Exercise materials:
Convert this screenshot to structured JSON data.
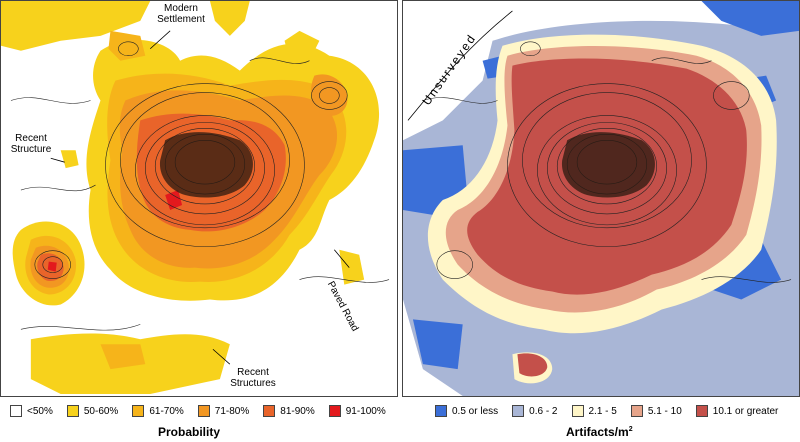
{
  "left_map": {
    "labels": {
      "modern_settlement": "Modern Settlement",
      "recent_structure": "Recent Structure",
      "paved_road": "Paved Road",
      "recent_structures": "Recent Structures"
    },
    "legend": {
      "title": "Probability",
      "items": [
        {
          "label": "<50%",
          "color": "#ffffff"
        },
        {
          "label": "50-60%",
          "color": "#f7d21c"
        },
        {
          "label": "61-70%",
          "color": "#f6b41a"
        },
        {
          "label": "71-80%",
          "color": "#f29722"
        },
        {
          "label": "81-90%",
          "color": "#e9642a"
        },
        {
          "label": "91-100%",
          "color": "#e3191d"
        }
      ]
    }
  },
  "right_map": {
    "labels": {
      "unsurveyed": "Unsurveyed"
    },
    "legend": {
      "title": "Artifacts/m",
      "title_superscript": "2",
      "items": [
        {
          "label": "0.5 or less",
          "color": "#3b6fd8"
        },
        {
          "label": "0.6 - 2",
          "color": "#a9b6d6"
        },
        {
          "label": "2.1 - 5",
          "color": "#fff6c8"
        },
        {
          "label": "5.1 - 10",
          "color": "#e6a48a"
        },
        {
          "label": "10.1 or greater",
          "color": "#c4504a"
        }
      ]
    }
  }
}
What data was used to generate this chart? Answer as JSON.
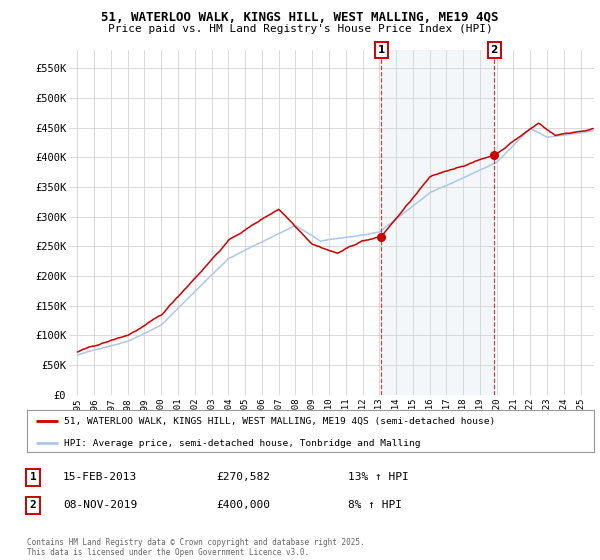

Brief: Output a faithful copy of the data, with each picture left out.

Answer in full:
Convert this screenshot to structured JSON data.
{
  "left_map": {
    "labels": {
      "modern_settlement": "Modern Settlement",
      "recent_structure": "Recent Structure",
      "paved_road": "Paved Road",
      "recent_structures": "Recent Structures"
    },
    "legend": {
      "title": "Probability",
      "items": [
        {
          "label": "<50%",
          "color": "#ffffff"
        },
        {
          "label": "50-60%",
          "color": "#f7d21c"
        },
        {
          "label": "61-70%",
          "color": "#f6b41a"
        },
        {
          "label": "71-80%",
          "color": "#f29722"
        },
        {
          "label": "81-90%",
          "color": "#e9642a"
        },
        {
          "label": "91-100%",
          "color": "#e3191d"
        }
      ]
    }
  },
  "right_map": {
    "labels": {
      "unsurveyed": "Unsurveyed"
    },
    "legend": {
      "title": "Artifacts/m",
      "title_superscript": "2",
      "items": [
        {
          "label": "0.5 or less",
          "color": "#3b6fd8"
        },
        {
          "label": "0.6 - 2",
          "color": "#a9b6d6"
        },
        {
          "label": "2.1 - 5",
          "color": "#fff6c8"
        },
        {
          "label": "5.1 - 10",
          "color": "#e6a48a"
        },
        {
          "label": "10.1 or greater",
          "color": "#c4504a"
        }
      ]
    }
  }
}
What data was used to generate this chart? Answer as JSON.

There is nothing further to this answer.